— Do this —
Working from the line that contains "Decode this image" down to the last line below, repeat each line exactly.

____ Listed records

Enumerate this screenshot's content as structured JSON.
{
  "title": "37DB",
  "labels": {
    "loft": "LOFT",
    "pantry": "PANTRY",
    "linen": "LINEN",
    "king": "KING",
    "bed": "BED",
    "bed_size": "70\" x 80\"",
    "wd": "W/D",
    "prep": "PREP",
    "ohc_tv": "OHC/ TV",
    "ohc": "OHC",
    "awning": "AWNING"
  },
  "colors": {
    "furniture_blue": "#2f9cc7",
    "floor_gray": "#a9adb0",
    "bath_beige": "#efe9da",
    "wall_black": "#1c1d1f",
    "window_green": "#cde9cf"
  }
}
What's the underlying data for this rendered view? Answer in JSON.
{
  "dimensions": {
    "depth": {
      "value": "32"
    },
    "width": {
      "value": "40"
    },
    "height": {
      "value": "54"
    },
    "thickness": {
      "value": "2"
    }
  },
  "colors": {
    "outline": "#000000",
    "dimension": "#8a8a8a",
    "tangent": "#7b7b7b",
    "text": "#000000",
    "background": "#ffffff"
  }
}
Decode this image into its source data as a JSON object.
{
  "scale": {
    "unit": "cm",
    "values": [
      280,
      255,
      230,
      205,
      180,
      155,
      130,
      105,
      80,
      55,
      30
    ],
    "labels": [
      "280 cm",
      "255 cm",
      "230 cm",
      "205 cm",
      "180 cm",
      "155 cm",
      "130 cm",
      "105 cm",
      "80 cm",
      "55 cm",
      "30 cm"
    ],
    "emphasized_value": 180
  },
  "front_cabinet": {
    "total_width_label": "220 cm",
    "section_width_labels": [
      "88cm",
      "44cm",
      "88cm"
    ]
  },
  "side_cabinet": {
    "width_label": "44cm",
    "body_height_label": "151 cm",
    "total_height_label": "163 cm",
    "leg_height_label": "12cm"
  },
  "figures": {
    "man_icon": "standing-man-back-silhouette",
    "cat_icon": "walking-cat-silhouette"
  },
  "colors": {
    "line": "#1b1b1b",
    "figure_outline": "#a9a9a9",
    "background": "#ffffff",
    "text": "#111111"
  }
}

________

— Finished answer —
Decode this image into its source data as a JSON object.
{
  "scale": {
    "unit": "cm",
    "values": [
      280,
      255,
      230,
      205,
      180,
      155,
      130,
      105,
      80,
      55,
      30
    ],
    "labels": [
      "280 cm",
      "255 cm",
      "230 cm",
      "205 cm",
      "180 cm",
      "155 cm",
      "130 cm",
      "105 cm",
      "80 cm",
      "55 cm",
      "30 cm"
    ],
    "emphasized_value": 180
  },
  "front_cabinet": {
    "total_width_label": "220 cm",
    "section_width_labels": [
      "88cm",
      "44cm",
      "88cm"
    ]
  },
  "side_cabinet": {
    "width_label": "44cm",
    "body_height_label": "151 cm",
    "total_height_label": "163 cm",
    "leg_height_label": "12cm"
  },
  "figures": {
    "man_icon": "standing-man-back-silhouette",
    "cat_icon": "walking-cat-silhouette"
  },
  "colors": {
    "line": "#1b1b1b",
    "figure_outline": "#a9a9a9",
    "background": "#ffffff",
    "text": "#111111"
  }
}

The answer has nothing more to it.